RECORDS PROVIDED:
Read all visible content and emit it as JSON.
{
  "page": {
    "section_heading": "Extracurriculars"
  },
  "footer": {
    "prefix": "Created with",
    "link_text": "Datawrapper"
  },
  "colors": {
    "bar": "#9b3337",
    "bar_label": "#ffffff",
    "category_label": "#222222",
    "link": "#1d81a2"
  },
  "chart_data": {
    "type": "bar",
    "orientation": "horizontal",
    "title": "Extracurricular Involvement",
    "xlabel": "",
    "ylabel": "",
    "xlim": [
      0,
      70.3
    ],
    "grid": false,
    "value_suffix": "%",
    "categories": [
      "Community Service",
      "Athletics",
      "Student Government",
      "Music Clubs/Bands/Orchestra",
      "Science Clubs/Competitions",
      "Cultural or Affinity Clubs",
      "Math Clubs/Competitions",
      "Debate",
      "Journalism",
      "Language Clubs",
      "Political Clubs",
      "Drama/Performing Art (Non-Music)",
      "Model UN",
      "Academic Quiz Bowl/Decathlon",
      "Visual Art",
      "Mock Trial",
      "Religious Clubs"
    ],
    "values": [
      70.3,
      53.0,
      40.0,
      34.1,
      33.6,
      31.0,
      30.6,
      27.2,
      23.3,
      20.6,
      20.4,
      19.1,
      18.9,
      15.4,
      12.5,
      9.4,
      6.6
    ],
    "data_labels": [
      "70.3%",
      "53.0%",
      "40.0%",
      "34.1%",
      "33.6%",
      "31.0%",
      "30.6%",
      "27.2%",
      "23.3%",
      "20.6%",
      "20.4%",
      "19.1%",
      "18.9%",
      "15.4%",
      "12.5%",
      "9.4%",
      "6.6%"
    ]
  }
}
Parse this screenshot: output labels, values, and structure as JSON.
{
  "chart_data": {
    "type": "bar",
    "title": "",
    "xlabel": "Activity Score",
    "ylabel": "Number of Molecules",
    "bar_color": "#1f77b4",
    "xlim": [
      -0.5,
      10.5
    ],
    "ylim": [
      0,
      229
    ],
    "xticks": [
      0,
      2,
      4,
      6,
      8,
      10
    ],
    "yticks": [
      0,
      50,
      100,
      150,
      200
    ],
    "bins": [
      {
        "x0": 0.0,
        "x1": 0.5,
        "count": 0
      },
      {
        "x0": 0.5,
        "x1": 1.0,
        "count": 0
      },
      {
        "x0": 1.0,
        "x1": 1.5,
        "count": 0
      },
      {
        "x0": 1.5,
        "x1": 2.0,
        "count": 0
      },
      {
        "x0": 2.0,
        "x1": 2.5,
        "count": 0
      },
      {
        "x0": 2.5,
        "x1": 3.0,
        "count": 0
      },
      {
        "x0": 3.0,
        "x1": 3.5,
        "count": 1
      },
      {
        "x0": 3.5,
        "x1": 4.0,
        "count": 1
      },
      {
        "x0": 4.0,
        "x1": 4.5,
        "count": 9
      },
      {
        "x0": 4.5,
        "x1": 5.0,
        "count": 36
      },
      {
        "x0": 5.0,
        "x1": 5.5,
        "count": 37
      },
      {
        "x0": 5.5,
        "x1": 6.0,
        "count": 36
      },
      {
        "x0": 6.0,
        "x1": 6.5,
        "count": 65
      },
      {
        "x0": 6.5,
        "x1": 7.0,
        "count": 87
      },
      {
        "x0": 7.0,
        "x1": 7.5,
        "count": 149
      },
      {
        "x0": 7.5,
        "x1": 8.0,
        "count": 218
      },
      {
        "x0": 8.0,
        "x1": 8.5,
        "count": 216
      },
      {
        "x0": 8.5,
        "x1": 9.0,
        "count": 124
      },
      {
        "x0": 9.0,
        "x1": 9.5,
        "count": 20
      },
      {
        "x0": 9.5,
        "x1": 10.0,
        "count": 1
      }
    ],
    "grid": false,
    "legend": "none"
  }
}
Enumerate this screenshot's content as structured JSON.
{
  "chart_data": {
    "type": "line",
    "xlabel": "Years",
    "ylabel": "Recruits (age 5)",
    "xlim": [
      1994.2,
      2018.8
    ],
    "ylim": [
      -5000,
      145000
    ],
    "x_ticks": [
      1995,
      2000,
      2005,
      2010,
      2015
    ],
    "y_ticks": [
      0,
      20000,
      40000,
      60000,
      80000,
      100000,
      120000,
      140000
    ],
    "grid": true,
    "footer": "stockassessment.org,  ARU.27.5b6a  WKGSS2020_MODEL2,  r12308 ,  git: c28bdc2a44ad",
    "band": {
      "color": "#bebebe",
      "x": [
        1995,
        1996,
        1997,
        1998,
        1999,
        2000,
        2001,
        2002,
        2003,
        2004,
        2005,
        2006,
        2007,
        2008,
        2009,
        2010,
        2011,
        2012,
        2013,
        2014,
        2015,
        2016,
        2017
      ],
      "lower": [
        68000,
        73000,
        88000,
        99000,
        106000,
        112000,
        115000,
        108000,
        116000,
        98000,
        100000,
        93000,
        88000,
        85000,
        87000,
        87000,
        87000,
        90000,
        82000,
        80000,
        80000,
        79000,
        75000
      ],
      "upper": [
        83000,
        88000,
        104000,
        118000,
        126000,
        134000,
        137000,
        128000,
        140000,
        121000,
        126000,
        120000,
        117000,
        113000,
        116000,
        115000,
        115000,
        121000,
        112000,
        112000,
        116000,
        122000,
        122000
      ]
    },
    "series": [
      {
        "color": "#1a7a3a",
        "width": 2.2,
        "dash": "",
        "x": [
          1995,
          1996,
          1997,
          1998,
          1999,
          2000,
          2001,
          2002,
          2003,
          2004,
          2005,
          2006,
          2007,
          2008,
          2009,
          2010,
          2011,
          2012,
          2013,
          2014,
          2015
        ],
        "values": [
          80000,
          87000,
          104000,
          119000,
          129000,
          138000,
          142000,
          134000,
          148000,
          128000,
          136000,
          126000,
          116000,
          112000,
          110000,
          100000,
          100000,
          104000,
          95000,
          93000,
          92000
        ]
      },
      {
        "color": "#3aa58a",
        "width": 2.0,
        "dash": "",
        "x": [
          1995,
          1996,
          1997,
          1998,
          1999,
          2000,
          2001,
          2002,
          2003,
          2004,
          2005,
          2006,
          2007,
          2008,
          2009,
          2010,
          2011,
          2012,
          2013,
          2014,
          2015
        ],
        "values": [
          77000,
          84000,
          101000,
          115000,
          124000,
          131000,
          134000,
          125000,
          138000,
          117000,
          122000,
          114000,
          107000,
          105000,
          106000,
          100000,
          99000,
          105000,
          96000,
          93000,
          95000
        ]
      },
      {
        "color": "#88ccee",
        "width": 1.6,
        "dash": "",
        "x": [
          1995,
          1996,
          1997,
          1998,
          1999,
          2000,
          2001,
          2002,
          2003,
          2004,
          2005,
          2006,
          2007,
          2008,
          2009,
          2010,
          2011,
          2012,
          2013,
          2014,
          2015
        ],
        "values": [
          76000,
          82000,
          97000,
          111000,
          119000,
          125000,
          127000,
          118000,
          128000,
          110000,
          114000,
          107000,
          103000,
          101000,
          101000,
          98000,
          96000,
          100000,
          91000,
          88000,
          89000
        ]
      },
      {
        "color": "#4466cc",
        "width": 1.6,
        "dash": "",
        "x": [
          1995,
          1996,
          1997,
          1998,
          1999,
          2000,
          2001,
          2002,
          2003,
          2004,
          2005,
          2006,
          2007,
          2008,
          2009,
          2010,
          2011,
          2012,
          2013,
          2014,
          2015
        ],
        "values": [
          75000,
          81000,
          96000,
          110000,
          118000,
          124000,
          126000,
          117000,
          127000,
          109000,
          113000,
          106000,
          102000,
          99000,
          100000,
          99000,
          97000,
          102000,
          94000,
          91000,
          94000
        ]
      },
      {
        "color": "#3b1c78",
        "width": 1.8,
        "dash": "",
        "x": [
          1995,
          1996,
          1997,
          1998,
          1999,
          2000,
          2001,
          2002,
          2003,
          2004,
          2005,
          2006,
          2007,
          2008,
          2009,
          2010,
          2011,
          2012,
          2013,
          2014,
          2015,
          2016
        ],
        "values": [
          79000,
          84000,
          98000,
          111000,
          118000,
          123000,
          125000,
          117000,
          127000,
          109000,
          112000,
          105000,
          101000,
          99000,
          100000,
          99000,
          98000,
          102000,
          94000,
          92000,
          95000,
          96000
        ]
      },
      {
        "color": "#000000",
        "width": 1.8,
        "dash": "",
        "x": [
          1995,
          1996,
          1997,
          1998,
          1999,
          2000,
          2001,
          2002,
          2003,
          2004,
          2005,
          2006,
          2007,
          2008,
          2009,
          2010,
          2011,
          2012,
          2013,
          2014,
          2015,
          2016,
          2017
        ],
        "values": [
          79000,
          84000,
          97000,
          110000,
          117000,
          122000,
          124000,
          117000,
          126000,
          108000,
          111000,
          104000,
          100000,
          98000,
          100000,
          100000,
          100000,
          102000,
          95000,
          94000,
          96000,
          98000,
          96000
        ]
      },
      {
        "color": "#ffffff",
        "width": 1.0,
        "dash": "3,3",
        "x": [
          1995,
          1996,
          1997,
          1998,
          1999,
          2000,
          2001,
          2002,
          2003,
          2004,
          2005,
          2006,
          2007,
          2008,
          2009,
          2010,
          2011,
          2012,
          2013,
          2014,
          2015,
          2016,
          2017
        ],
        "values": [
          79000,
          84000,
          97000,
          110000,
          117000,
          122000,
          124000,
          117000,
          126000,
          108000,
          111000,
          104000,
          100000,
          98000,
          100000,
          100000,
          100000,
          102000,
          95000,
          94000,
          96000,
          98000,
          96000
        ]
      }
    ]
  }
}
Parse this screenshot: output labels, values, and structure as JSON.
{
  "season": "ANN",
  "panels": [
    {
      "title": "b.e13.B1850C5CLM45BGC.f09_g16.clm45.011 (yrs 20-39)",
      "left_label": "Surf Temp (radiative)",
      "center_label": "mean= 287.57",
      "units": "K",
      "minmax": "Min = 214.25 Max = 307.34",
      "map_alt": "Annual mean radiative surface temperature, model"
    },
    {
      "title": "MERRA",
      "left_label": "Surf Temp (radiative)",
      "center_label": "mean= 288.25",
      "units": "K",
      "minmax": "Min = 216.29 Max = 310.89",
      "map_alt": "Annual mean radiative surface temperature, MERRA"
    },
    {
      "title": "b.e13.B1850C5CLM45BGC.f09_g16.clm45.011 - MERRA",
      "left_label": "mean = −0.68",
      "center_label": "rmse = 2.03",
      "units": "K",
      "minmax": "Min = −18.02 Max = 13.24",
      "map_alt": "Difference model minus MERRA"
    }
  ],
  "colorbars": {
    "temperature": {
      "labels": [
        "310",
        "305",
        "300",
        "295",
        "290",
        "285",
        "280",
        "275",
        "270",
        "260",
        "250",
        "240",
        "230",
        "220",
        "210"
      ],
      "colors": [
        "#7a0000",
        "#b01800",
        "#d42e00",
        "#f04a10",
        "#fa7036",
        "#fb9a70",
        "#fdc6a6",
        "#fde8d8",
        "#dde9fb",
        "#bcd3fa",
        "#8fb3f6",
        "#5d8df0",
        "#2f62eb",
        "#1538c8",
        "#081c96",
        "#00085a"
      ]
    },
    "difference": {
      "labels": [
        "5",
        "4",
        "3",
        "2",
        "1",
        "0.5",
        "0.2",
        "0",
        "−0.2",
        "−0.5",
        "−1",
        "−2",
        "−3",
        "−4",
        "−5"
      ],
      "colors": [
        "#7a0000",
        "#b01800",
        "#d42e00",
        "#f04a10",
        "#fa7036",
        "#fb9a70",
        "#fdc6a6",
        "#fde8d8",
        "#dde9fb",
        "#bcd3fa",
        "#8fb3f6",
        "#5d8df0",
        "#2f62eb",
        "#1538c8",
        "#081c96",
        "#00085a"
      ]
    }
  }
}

PROBLEM TO SOLVE:
Where a line above contains the word "temperature", copy that line.

WRITTEN RESPONSE:
      "map_alt": "Annual mean radiative surface temperature, model"
      "map_alt": "Annual mean radiative surface temperature, MERRA"
    "temperature": {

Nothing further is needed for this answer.